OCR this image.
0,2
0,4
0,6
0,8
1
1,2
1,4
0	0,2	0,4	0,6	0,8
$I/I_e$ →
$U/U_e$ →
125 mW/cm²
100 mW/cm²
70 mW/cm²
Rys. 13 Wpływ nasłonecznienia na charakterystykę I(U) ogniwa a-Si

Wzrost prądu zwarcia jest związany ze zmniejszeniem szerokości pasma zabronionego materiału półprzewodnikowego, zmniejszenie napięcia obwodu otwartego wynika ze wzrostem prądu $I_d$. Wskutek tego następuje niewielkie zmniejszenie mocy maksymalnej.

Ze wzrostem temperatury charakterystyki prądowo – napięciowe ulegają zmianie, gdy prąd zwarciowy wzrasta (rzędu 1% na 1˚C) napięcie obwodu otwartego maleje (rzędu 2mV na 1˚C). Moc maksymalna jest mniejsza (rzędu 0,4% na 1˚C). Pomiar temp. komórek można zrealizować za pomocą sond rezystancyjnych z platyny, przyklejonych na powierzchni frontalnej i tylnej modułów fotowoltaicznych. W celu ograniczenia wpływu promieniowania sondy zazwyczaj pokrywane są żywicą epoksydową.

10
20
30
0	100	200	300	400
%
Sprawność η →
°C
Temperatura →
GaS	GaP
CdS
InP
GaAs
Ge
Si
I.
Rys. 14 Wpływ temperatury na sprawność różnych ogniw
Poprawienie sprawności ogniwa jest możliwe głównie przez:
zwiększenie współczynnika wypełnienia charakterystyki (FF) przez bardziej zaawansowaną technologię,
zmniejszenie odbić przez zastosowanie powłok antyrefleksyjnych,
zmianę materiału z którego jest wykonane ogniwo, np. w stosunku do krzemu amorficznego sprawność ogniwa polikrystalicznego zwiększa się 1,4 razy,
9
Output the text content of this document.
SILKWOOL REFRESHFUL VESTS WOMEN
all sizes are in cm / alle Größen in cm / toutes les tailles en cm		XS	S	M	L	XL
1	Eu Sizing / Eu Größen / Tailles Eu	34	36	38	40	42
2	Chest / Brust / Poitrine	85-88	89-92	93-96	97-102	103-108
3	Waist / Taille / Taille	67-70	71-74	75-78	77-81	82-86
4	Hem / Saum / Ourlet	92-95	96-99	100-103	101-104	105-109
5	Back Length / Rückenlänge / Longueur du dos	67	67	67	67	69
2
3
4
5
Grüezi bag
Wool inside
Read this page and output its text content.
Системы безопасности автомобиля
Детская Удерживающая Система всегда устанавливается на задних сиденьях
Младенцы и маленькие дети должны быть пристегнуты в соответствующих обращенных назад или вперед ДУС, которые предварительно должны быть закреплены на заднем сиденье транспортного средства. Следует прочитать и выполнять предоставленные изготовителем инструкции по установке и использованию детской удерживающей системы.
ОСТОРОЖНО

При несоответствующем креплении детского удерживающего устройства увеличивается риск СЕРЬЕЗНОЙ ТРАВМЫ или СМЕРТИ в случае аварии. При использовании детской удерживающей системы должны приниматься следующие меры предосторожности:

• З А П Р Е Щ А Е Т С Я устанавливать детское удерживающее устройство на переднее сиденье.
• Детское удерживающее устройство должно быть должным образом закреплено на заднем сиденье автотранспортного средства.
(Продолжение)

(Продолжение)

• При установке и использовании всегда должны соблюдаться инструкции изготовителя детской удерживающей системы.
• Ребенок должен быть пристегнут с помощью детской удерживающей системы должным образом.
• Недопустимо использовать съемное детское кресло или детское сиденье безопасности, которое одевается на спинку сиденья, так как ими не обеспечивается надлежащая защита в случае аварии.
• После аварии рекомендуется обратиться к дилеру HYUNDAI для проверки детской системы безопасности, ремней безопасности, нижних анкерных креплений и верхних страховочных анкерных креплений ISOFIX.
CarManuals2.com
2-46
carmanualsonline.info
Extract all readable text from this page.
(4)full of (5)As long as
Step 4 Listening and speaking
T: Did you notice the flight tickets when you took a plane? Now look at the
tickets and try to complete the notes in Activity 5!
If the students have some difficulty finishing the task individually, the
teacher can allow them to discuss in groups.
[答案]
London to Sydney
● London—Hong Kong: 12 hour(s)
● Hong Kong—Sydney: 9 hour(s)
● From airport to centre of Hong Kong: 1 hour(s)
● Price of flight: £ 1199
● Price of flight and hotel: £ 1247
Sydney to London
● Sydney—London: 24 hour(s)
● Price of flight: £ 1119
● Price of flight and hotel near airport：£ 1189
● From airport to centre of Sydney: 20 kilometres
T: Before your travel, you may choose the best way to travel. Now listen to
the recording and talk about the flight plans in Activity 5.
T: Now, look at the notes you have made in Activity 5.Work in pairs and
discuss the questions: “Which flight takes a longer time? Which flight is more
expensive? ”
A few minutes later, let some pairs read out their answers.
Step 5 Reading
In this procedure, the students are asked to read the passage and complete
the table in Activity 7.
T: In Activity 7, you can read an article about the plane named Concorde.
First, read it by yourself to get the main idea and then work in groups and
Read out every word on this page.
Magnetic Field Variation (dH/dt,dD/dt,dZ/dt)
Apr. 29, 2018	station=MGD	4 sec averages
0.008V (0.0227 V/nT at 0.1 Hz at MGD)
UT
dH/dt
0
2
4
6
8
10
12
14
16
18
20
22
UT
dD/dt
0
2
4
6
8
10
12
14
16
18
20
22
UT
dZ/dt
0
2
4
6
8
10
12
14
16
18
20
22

○ ○ ○ ○

### What you have to do
Search the entries for the word "устройство", then list each line that holds it.

### Response to this exercise
• З А П Р Е Щ А Е Т С Я устанавливать детское удерживающее устройство на переднее сиденье.
• Детское удерживающее устройство должно быть должным образом закреплено на заднем сиденье автотранспортного средства.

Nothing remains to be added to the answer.